Stored data

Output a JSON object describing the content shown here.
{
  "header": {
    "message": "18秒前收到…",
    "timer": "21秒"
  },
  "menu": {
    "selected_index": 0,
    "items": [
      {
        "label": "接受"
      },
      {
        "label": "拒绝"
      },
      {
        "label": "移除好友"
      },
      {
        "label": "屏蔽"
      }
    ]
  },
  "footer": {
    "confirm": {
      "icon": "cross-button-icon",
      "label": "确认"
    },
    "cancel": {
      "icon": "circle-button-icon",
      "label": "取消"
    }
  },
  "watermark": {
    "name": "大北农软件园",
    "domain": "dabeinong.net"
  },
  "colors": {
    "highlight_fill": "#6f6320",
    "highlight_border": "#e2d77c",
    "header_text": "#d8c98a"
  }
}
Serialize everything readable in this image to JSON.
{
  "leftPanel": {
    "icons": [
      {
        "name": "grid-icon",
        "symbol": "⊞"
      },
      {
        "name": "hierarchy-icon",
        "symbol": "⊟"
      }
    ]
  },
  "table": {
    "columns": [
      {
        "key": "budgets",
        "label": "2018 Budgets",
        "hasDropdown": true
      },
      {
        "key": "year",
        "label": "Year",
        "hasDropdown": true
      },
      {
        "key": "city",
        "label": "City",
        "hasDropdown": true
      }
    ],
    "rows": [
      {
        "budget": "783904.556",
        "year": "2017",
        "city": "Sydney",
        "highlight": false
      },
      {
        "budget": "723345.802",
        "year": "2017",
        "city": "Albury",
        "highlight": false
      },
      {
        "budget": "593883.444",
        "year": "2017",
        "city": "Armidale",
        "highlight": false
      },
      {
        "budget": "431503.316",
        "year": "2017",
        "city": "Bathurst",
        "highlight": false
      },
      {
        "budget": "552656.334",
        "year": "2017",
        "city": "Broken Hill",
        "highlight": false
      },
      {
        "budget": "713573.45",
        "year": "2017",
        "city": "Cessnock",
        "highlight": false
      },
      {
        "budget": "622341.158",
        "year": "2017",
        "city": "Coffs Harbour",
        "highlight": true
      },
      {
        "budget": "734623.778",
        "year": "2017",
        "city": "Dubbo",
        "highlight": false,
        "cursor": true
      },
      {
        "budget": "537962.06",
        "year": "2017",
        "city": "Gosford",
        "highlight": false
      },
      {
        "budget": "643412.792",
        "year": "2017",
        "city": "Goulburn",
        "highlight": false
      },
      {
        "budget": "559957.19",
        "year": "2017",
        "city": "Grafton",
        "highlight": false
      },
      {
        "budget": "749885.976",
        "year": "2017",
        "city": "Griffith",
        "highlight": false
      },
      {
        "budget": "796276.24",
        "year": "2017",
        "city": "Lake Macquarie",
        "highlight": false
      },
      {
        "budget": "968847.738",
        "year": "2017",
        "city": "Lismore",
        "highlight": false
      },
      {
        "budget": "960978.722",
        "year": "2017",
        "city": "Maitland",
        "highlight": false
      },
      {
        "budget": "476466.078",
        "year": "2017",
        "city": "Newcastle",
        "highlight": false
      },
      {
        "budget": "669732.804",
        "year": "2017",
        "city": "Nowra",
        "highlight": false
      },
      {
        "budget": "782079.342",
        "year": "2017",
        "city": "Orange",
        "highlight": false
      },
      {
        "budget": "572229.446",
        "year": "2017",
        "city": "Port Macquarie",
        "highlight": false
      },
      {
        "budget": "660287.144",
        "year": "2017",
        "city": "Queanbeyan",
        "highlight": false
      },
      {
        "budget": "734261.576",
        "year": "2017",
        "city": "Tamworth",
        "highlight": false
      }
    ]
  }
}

**TASK BRIEF**
Of the lines in the records, how many contain the word "Macquarie"? Answer with the number and nothing else.

**SOLUTION BELOW**
2